=== Extracted data entries ===
....

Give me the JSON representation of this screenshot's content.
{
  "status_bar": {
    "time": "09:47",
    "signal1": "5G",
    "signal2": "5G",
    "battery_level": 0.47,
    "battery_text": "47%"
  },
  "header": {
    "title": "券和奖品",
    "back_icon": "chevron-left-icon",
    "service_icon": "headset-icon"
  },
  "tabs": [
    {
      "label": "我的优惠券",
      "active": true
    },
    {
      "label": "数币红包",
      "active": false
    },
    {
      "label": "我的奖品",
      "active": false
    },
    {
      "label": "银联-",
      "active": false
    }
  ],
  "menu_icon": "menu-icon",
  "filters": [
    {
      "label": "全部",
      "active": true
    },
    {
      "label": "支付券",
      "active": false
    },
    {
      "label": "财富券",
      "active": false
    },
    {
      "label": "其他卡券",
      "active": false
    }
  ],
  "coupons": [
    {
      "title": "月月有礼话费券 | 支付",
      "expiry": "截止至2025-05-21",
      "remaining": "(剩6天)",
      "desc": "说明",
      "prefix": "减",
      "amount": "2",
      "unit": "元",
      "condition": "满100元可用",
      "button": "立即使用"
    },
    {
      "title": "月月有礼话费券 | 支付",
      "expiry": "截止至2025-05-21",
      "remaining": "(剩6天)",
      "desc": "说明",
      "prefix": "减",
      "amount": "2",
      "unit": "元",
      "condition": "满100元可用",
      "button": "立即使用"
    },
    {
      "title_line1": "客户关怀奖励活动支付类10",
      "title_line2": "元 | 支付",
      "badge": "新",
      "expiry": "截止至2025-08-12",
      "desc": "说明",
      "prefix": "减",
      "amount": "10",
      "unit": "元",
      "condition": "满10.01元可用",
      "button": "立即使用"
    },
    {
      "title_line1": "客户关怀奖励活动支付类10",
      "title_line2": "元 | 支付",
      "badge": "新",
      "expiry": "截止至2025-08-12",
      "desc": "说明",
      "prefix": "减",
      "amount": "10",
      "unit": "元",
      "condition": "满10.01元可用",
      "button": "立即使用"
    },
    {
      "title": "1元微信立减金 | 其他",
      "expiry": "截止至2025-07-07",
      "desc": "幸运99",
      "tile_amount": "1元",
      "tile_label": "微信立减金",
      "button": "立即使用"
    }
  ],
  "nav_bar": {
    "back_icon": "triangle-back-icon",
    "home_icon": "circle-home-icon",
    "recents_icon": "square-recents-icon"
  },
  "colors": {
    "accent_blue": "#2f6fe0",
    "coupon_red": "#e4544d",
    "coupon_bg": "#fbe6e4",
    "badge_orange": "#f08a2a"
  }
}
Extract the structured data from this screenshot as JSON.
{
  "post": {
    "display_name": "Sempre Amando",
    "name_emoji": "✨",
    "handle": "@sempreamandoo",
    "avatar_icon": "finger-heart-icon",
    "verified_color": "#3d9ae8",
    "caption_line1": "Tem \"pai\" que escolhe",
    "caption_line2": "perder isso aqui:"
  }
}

....

=== AIM ===
Reproduce each entry above exactly, keeping every word.

=== THE COMPLETED TASK ===
Give me the JSON representation of this screenshot's content.
{
  "status_bar": {
    "time": "09:47",
    "signal1": "5G",
    "signal2": "5G",
    "battery_level": 0.47,
    "battery_text": "47%"
  },
  "header": {
    "title": "券和奖品",
    "back_icon": "chevron-left-icon",
    "service_icon": "headset-icon"
  },
  "tabs": [
    {
      "label": "我的优惠券",
      "active": true
    },
    {
      "label": "数币红包",
      "active": false
    },
    {
      "label": "我的奖品",
      "active": false
    },
    {
      "label": "银联-",
      "active": false
    }
  ],
  "menu_icon": "menu-icon",
  "filters": [
    {
      "label": "全部",
      "active": true
    },
    {
      "label": "支付券",
      "active": false
    },
    {
      "label": "财富券",
      "active": false
    },
    {
      "label": "其他卡券",
      "active": false
    }
  ],
  "coupons": [
    {
      "title": "月月有礼话费券 | 支付",
      "expiry": "截止至2025-05-21",
      "remaining": "(剩6天)",
      "desc": "说明",
      "prefix": "减",
      "amount": "2",
      "unit": "元",
      "condition": "满100元可用",
      "button": "立即使用"
    },
    {
      "title": "月月有礼话费券 | 支付",
      "expiry": "截止至2025-05-21",
      "remaining": "(剩6天)",
      "desc": "说明",
      "prefix": "减",
      "amount": "2",
      "unit": "元",
      "condition": "满100元可用",
      "button": "立即使用"
    },
    {
      "title_line1": "客户关怀奖励活动支付类10",
      "title_line2": "元 | 支付",
      "badge": "新",
      "expiry": "截止至2025-08-12",
      "desc": "说明",
      "prefix": "减",
      "amount": "10",
      "unit": "元",
      "condition": "满10.01元可用",
      "button": "立即使用"
    },
    {
      "title_line1": "客户关怀奖励活动支付类10",
      "title_line2": "元 | 支付",
      "badge": "新",
      "expiry": "截止至2025-08-12",
      "desc": "说明",
      "prefix": "减",
      "amount": "10",
      "unit": "元",
      "condition": "满10.01元可用",
      "button": "立即使用"
    },
    {
      "title": "1元微信立减金 | 其他",
      "expiry": "截止至2025-07-07",
      "desc": "幸运99",
      "tile_amount": "1元",
      "tile_label": "微信立减金",
      "button": "立即使用"
    }
  ],
  "nav_bar": {
    "back_icon": "triangle-back-icon",
    "home_icon": "circle-home-icon",
    "recents_icon": "square-recents-icon"
  },
  "colors": {
    "accent_blue": "#2f6fe0",
    "coupon_red": "#e4544d",
    "coupon_bg": "#fbe6e4",
    "badge_orange": "#f08a2a"
  }
}
Extract the structured data from this screenshot as JSON.
{
  "post": {
    "display_name": "Sempre Amando",
    "name_emoji": "✨",
    "handle": "@sempreamandoo",
    "avatar_icon": "finger-heart-icon",
    "verified_color": "#3d9ae8",
    "caption_line1": "Tem \"pai\" que escolhe",
    "caption_line2": "perder isso aqui:"
  }
}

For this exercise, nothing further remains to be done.